=== PROVIDED MATERIAL ===

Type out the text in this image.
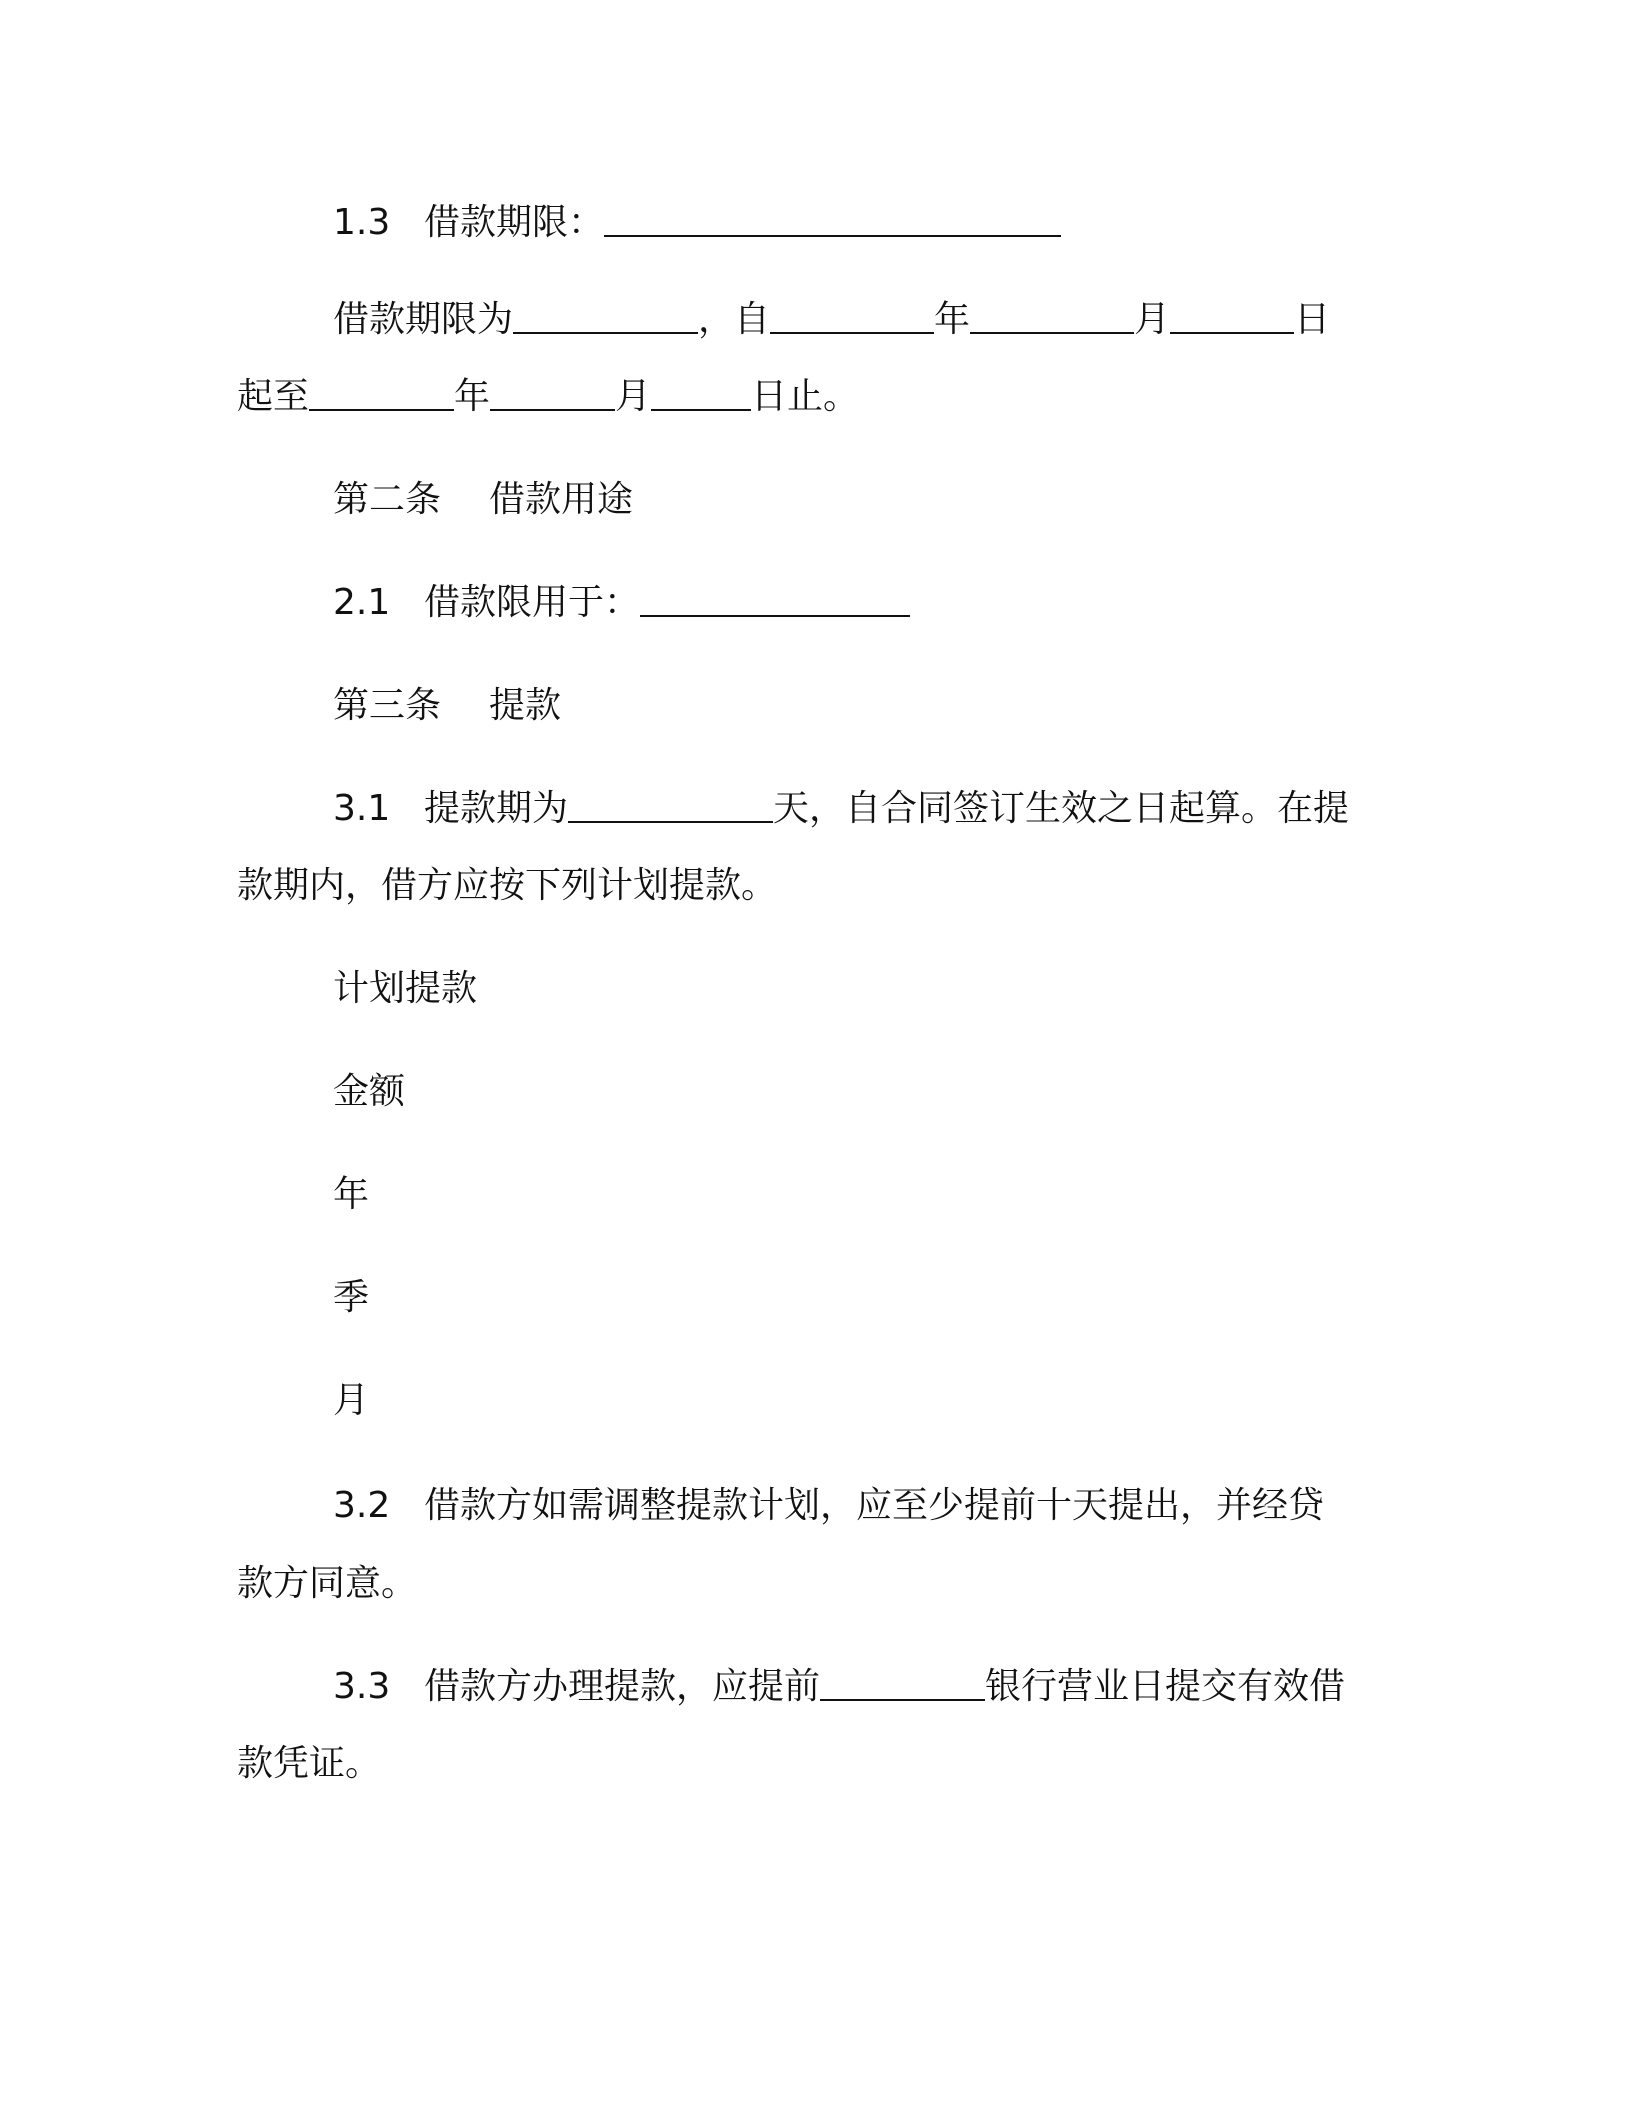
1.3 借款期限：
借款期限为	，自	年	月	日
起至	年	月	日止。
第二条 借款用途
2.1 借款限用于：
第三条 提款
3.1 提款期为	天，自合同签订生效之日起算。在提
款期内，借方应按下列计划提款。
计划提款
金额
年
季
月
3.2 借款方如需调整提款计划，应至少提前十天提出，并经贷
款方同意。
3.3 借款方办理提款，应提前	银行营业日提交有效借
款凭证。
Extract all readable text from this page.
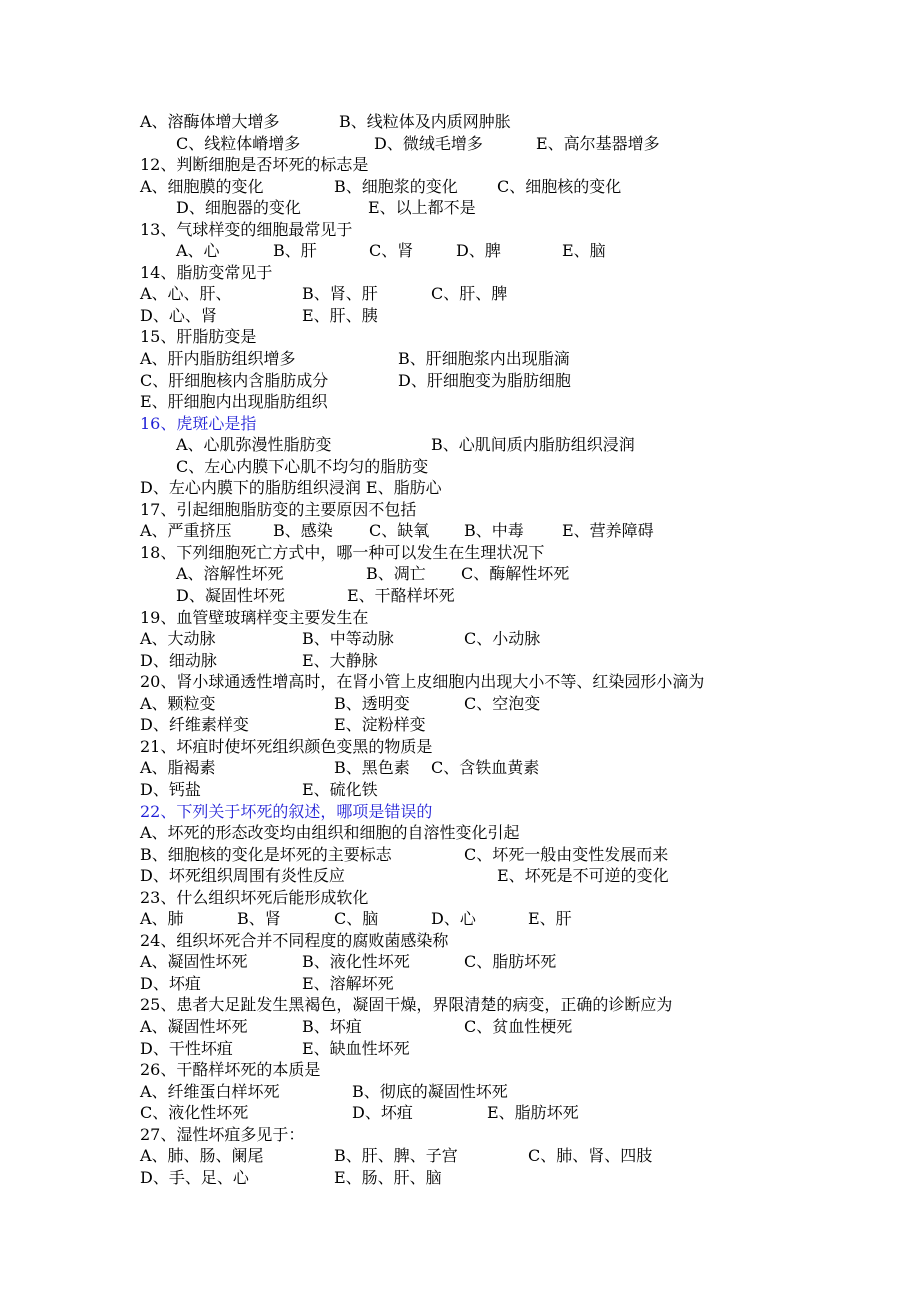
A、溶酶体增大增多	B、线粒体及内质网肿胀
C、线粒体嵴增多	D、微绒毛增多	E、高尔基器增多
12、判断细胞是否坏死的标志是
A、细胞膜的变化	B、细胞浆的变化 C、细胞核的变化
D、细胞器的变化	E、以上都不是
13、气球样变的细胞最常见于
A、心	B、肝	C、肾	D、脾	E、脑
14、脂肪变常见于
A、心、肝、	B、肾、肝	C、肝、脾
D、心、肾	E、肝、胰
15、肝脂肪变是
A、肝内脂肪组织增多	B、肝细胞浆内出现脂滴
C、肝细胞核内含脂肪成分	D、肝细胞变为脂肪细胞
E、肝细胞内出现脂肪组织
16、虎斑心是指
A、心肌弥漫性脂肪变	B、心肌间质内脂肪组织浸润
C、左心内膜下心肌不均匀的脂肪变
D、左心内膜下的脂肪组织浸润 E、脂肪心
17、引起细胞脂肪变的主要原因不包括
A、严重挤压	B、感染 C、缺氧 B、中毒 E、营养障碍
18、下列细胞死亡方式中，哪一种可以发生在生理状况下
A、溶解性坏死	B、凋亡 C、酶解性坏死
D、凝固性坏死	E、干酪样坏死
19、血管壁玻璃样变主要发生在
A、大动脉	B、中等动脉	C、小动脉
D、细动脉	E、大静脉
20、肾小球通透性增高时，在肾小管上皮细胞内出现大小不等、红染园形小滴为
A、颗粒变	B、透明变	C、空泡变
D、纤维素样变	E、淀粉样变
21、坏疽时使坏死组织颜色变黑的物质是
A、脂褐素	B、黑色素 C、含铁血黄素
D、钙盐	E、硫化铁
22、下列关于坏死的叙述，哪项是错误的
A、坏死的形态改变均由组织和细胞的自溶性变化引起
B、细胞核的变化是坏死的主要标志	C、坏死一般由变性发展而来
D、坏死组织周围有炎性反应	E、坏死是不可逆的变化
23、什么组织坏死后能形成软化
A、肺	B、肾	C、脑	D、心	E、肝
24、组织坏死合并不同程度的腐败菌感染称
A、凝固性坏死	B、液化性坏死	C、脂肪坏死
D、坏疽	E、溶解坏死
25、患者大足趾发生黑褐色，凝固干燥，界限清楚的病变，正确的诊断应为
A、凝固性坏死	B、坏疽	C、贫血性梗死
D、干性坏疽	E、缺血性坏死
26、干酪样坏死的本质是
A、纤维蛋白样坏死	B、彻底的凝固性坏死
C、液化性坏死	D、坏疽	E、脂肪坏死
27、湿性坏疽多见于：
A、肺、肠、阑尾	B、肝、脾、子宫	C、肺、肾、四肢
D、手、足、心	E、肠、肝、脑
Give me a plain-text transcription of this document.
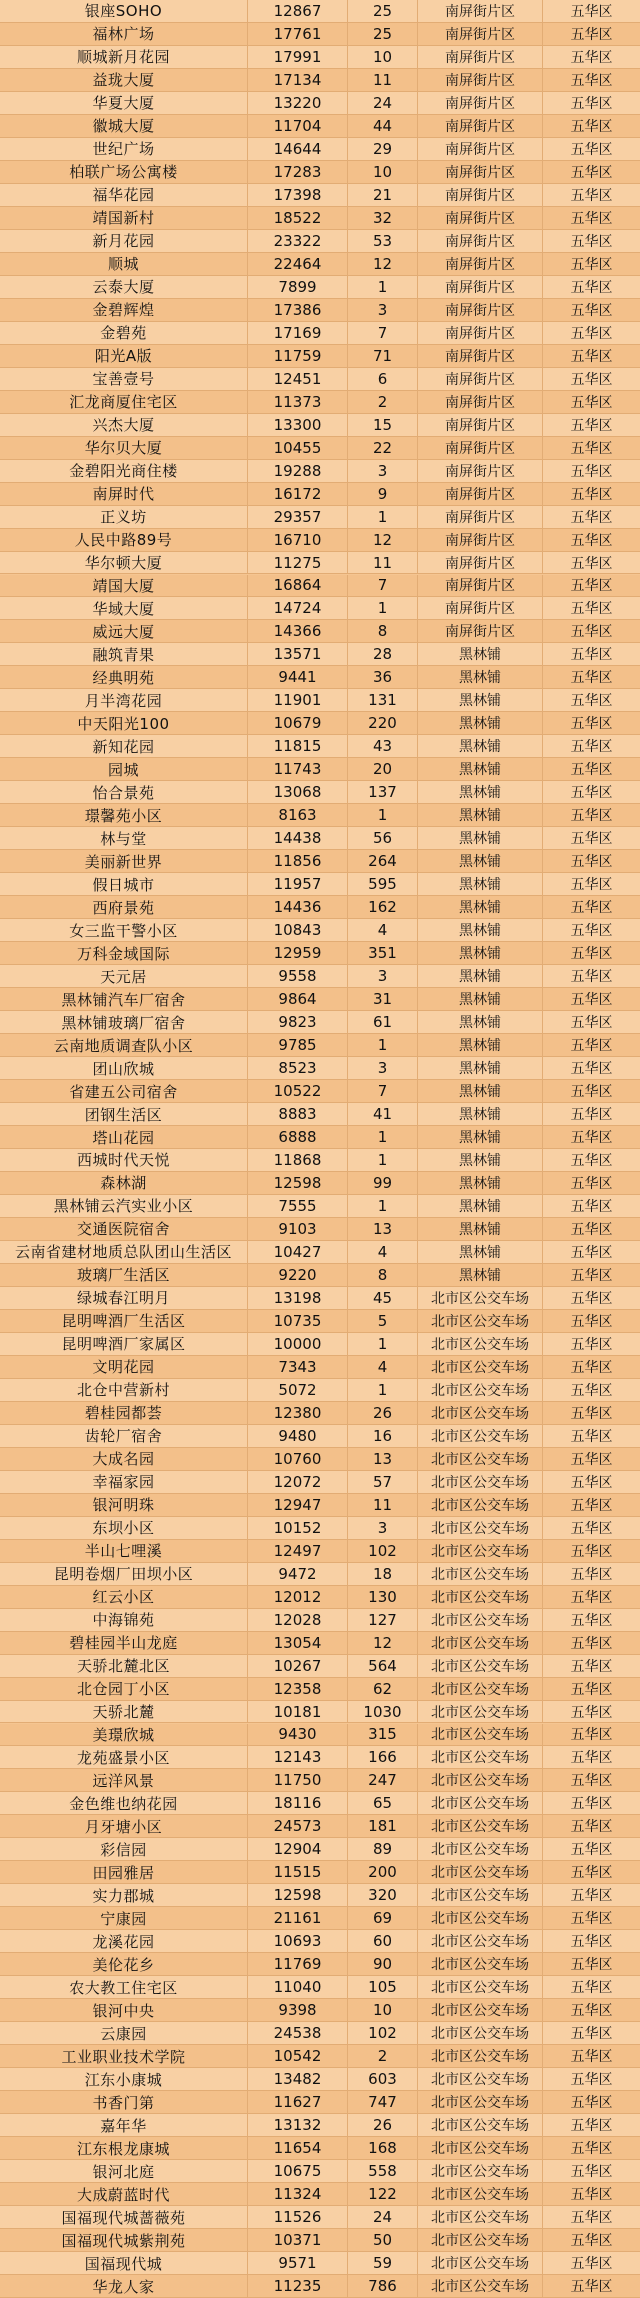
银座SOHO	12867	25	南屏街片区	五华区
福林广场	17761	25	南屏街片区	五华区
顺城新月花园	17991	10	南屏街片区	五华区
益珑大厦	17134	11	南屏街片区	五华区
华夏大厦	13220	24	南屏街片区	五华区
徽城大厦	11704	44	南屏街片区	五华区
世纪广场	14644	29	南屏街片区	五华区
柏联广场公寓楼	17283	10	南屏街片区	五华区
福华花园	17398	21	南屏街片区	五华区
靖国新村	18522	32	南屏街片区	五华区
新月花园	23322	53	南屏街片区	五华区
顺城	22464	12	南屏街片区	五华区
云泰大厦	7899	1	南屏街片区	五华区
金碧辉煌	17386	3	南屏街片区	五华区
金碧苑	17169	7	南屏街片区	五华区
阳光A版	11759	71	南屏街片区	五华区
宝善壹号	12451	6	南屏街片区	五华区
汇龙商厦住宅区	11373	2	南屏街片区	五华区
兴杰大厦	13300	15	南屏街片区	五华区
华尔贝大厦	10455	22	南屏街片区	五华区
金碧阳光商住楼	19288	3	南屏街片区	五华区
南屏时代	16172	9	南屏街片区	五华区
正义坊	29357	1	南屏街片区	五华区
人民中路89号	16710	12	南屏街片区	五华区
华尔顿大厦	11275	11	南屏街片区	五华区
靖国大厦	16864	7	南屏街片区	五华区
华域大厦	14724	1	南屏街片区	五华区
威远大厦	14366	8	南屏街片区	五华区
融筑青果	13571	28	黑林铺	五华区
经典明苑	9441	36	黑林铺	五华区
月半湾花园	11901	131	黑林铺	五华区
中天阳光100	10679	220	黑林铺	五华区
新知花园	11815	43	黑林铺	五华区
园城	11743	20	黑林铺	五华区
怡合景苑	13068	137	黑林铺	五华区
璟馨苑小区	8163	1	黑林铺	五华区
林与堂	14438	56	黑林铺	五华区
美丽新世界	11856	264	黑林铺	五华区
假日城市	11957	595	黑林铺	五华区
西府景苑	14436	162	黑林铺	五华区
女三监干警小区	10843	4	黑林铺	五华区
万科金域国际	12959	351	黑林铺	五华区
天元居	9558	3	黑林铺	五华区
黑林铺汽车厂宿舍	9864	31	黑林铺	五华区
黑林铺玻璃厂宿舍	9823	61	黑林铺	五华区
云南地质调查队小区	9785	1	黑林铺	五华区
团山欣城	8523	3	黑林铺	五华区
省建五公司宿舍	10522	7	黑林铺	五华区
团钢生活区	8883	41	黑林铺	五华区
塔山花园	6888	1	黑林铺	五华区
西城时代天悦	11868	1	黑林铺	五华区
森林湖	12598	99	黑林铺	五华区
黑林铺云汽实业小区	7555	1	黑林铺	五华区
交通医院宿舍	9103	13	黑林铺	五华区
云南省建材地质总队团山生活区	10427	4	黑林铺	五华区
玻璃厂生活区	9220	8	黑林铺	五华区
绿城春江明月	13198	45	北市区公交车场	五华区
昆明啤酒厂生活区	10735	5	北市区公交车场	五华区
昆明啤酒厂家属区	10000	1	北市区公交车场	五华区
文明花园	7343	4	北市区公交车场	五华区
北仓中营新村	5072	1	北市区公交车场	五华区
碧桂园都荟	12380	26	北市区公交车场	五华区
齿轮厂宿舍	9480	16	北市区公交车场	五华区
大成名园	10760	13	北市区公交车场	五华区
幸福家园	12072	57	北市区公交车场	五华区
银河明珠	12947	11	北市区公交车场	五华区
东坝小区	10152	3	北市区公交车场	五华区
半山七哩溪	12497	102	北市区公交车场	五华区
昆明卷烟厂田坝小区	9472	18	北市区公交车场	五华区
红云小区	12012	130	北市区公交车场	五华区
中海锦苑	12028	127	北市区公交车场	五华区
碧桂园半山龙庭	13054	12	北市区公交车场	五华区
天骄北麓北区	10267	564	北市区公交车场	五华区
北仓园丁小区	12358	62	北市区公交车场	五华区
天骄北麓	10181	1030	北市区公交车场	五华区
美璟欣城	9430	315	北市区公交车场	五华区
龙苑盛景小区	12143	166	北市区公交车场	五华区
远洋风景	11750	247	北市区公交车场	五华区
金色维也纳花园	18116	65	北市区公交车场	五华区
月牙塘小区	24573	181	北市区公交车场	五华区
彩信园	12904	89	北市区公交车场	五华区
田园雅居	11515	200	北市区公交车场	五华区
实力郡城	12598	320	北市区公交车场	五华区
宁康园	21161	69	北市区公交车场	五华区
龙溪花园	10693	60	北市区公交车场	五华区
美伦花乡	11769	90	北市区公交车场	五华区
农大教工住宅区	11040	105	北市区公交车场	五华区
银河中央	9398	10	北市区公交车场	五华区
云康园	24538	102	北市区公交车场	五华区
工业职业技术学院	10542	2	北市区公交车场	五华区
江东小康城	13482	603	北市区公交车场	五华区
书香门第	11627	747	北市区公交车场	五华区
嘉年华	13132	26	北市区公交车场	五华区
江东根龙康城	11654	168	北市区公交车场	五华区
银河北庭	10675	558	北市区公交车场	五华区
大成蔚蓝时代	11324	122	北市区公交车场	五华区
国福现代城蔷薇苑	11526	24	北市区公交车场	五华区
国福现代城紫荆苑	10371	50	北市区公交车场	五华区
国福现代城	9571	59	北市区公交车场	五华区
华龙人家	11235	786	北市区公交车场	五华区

===

JOB: Identify which lines contain the word "this" and copy each one.

COMPLETED EXERCISE:
Type out the text in this image.
Extract all readable text from this page.
Give me a plain-text transcription of this document.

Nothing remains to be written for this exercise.